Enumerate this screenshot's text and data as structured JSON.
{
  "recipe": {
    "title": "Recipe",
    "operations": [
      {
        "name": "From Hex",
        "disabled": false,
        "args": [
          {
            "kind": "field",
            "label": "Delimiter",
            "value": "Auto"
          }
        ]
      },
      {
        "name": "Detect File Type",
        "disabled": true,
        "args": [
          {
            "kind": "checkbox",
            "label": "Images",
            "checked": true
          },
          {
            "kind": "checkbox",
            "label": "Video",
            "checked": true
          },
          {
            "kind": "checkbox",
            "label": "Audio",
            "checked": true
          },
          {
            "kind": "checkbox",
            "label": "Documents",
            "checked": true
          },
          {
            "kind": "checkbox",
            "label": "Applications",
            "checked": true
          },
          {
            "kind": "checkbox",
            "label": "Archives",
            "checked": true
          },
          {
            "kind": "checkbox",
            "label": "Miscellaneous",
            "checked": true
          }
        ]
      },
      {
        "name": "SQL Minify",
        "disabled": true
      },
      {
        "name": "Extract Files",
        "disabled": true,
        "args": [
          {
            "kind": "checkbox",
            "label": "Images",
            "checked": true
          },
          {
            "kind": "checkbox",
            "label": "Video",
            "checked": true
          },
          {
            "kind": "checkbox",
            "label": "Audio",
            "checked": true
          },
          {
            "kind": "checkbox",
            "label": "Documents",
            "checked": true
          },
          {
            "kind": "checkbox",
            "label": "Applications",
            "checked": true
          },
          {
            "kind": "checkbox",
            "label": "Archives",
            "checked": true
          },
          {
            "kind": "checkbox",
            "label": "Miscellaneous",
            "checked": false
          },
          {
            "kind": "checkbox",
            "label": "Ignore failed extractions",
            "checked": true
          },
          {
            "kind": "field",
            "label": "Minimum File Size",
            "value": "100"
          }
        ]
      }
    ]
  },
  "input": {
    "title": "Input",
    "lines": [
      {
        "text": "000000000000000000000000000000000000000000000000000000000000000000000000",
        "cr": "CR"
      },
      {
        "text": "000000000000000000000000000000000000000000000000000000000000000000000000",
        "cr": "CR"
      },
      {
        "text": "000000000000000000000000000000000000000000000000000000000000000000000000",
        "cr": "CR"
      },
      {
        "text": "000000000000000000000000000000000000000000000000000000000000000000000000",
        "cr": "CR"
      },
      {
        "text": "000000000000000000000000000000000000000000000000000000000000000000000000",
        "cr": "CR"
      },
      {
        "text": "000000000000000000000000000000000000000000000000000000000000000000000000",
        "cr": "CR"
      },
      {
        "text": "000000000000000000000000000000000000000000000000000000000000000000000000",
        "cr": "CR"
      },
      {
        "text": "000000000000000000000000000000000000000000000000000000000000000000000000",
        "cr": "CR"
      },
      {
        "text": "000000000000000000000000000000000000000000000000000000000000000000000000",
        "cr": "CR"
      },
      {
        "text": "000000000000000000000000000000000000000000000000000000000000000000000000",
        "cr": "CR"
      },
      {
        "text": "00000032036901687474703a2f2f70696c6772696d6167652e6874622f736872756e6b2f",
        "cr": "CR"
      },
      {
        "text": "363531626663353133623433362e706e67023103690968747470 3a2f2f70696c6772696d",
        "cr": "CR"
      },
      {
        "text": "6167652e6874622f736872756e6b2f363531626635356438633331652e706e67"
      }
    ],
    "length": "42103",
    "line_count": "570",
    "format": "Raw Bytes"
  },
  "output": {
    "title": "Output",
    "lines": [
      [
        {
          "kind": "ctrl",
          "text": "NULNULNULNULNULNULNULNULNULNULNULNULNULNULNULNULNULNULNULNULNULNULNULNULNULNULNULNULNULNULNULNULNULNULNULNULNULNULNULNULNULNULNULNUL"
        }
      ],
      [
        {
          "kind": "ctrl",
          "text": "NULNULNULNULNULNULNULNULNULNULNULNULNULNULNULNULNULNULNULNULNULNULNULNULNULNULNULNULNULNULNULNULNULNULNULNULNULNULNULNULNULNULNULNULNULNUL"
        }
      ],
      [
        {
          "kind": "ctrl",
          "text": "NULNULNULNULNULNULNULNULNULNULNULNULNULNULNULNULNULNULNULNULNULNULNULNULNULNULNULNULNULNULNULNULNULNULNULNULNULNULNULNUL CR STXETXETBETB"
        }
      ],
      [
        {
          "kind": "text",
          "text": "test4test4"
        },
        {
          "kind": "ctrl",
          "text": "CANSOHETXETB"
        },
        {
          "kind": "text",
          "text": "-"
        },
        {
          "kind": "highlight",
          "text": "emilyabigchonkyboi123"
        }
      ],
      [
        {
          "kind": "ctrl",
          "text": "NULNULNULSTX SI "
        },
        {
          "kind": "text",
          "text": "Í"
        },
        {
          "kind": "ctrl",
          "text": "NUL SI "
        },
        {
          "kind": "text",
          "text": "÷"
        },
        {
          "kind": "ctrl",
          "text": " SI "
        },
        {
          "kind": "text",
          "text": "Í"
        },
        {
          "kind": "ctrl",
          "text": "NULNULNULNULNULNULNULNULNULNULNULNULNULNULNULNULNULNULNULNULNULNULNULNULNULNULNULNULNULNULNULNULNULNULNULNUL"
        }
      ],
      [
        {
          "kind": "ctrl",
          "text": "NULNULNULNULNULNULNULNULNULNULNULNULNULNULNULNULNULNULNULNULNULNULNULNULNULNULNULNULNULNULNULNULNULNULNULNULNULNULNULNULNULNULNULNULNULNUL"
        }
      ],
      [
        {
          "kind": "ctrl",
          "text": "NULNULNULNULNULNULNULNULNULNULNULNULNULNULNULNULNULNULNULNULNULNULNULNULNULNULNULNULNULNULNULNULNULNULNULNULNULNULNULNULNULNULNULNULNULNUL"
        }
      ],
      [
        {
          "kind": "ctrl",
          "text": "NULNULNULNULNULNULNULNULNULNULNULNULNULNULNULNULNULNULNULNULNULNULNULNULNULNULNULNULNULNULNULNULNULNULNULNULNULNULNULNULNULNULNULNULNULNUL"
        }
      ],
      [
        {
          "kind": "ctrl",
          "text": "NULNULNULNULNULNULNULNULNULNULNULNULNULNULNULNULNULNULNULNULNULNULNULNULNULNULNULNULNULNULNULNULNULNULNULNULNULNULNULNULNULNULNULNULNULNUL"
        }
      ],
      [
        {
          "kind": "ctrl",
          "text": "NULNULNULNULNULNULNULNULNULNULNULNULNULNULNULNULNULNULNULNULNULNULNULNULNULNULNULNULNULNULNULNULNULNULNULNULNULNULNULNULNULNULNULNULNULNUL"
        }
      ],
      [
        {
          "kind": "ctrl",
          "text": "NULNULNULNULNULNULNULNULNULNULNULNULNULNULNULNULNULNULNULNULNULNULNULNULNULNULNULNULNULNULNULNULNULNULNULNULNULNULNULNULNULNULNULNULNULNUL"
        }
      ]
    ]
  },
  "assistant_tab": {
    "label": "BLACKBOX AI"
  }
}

☆ ☆ ☆ ☆

All of the lines above need to be given again exactly.

### RESPONSE TO THIS EXERCISE
Enumerate this screenshot's text and data as structured JSON.
{
  "recipe": {
    "title": "Recipe",
    "operations": [
      {
        "name": "From Hex",
        "disabled": false,
        "args": [
          {
            "kind": "field",
            "label": "Delimiter",
            "value": "Auto"
          }
        ]
      },
      {
        "name": "Detect File Type",
        "disabled": true,
        "args": [
          {
            "kind": "checkbox",
            "label": "Images",
            "checked": true
          },
          {
            "kind": "checkbox",
            "label": "Video",
            "checked": true
          },
          {
            "kind": "checkbox",
            "label": "Audio",
            "checked": true
          },
          {
            "kind": "checkbox",
            "label": "Documents",
            "checked": true
          },
          {
            "kind": "checkbox",
            "label": "Applications",
            "checked": true
          },
          {
            "kind": "checkbox",
            "label": "Archives",
            "checked": true
          },
          {
            "kind": "checkbox",
            "label": "Miscellaneous",
            "checked": true
          }
        ]
      },
      {
        "name": "SQL Minify",
        "disabled": true
      },
      {
        "name": "Extract Files",
        "disabled": true,
        "args": [
          {
            "kind": "checkbox",
            "label": "Images",
            "checked": true
          },
          {
            "kind": "checkbox",
            "label": "Video",
            "checked": true
          },
          {
            "kind": "checkbox",
            "label": "Audio",
            "checked": true
          },
          {
            "kind": "checkbox",
            "label": "Documents",
            "checked": true
          },
          {
            "kind": "checkbox",
            "label": "Applications",
            "checked": true
          },
          {
            "kind": "checkbox",
            "label": "Archives",
            "checked": true
          },
          {
            "kind": "checkbox",
            "label": "Miscellaneous",
            "checked": false
          },
          {
            "kind": "checkbox",
            "label": "Ignore failed extractions",
            "checked": true
          },
          {
            "kind": "field",
            "label": "Minimum File Size",
            "value": "100"
          }
        ]
      }
    ]
  },
  "input": {
    "title": "Input",
    "lines": [
      {
        "text": "000000000000000000000000000000000000000000000000000000000000000000000000",
        "cr": "CR"
      },
      {
        "text": "000000000000000000000000000000000000000000000000000000000000000000000000",
        "cr": "CR"
      },
      {
        "text": "000000000000000000000000000000000000000000000000000000000000000000000000",
        "cr": "CR"
      },
      {
        "text": "000000000000000000000000000000000000000000000000000000000000000000000000",
        "cr": "CR"
      },
      {
        "text": "000000000000000000000000000000000000000000000000000000000000000000000000",
        "cr": "CR"
      },
      {
        "text": "000000000000000000000000000000000000000000000000000000000000000000000000",
        "cr": "CR"
      },
      {
        "text": "000000000000000000000000000000000000000000000000000000000000000000000000",
        "cr": "CR"
      },
      {
        "text": "000000000000000000000000000000000000000000000000000000000000000000000000",
        "cr": "CR"
      },
      {
        "text": "000000000000000000000000000000000000000000000000000000000000000000000000",
        "cr": "CR"
      },
      {
        "text": "000000000000000000000000000000000000000000000000000000000000000000000000",
        "cr": "CR"
      },
      {
        "text": "00000032036901687474703a2f2f70696c6772696d6167652e6874622f736872756e6b2f",
        "cr": "CR"
      },
      {
        "text": "363531626663353133623433362e706e67023103690968747470 3a2f2f70696c6772696d",
        "cr": "CR"
      },
      {
        "text": "6167652e6874622f736872756e6b2f363531626635356438633331652e706e67"
      }
    ],
    "length": "42103",
    "line_count": "570",
    "format": "Raw Bytes"
  },
  "output": {
    "title": "Output",
    "lines": [
      [
        {
          "kind": "ctrl",
          "text": "NULNULNULNULNULNULNULNULNULNULNULNULNULNULNULNULNULNULNULNULNULNULNULNULNULNULNULNULNULNULNULNULNULNULNULNULNULNULNULNULNULNULNULNUL"
        }
      ],
      [
        {
          "kind": "ctrl",
          "text": "NULNULNULNULNULNULNULNULNULNULNULNULNULNULNULNULNULNULNULNULNULNULNULNULNULNULNULNULNULNULNULNULNULNULNULNULNULNULNULNULNULNULNULNULNULNUL"
        }
      ],
      [
        {
          "kind": "ctrl",
          "text": "NULNULNULNULNULNULNULNULNULNULNULNULNULNULNULNULNULNULNULNULNULNULNULNULNULNULNULNULNULNULNULNULNULNULNULNULNULNULNULNUL CR STXETXETBETB"
        }
      ],
      [
        {
          "kind": "text",
          "text": "test4test4"
        },
        {
          "kind": "ctrl",
          "text": "CANSOHETXETB"
        },
        {
          "kind": "text",
          "text": "-"
        },
        {
          "kind": "highlight",
          "text": "emilyabigchonkyboi123"
        }
      ],
      [
        {
          "kind": "ctrl",
          "text": "NULNULNULSTX SI "
        },
        {
          "kind": "text",
          "text": "Í"
        },
        {
          "kind": "ctrl",
          "text": "NUL SI "
        },
        {
          "kind": "text",
          "text": "÷"
        },
        {
          "kind": "ctrl",
          "text": " SI "
        },
        {
          "kind": "text",
          "text": "Í"
        },
        {
          "kind": "ctrl",
          "text": "NULNULNULNULNULNULNULNULNULNULNULNULNULNULNULNULNULNULNULNULNULNULNULNULNULNULNULNULNULNULNULNULNULNULNULNUL"
        }
      ],
      [
        {
          "kind": "ctrl",
          "text": "NULNULNULNULNULNULNULNULNULNULNULNULNULNULNULNULNULNULNULNULNULNULNULNULNULNULNULNULNULNULNULNULNULNULNULNULNULNULNULNULNULNULNULNULNULNUL"
        }
      ],
      [
        {
          "kind": "ctrl",
          "text": "NULNULNULNULNULNULNULNULNULNULNULNULNULNULNULNULNULNULNULNULNULNULNULNULNULNULNULNULNULNULNULNULNULNULNULNULNULNULNULNULNULNULNULNULNULNUL"
        }
      ],
      [
        {
          "kind": "ctrl",
          "text": "NULNULNULNULNULNULNULNULNULNULNULNULNULNULNULNULNULNULNULNULNULNULNULNULNULNULNULNULNULNULNULNULNULNULNULNULNULNULNULNULNULNULNULNULNULNUL"
        }
      ],
      [
        {
          "kind": "ctrl",
          "text": "NULNULNULNULNULNULNULNULNULNULNULNULNULNULNULNULNULNULNULNULNULNULNULNULNULNULNULNULNULNULNULNULNULNULNULNULNULNULNULNULNULNULNULNULNULNUL"
        }
      ],
      [
        {
          "kind": "ctrl",
          "text": "NULNULNULNULNULNULNULNULNULNULNULNULNULNULNULNULNULNULNULNULNULNULNULNULNULNULNULNULNULNULNULNULNULNULNULNULNULNULNULNULNULNULNULNULNULNUL"
        }
      ],
      [
        {
          "kind": "ctrl",
          "text": "NULNULNULNULNULNULNULNULNULNULNULNULNULNULNULNULNULNULNULNULNULNULNULNULNULNULNULNULNULNULNULNULNULNULNULNULNULNULNULNULNULNULNULNULNULNUL"
        }
      ]
    ]
  },
  "assistant_tab": {
    "label": "BLACKBOX AI"
  }
}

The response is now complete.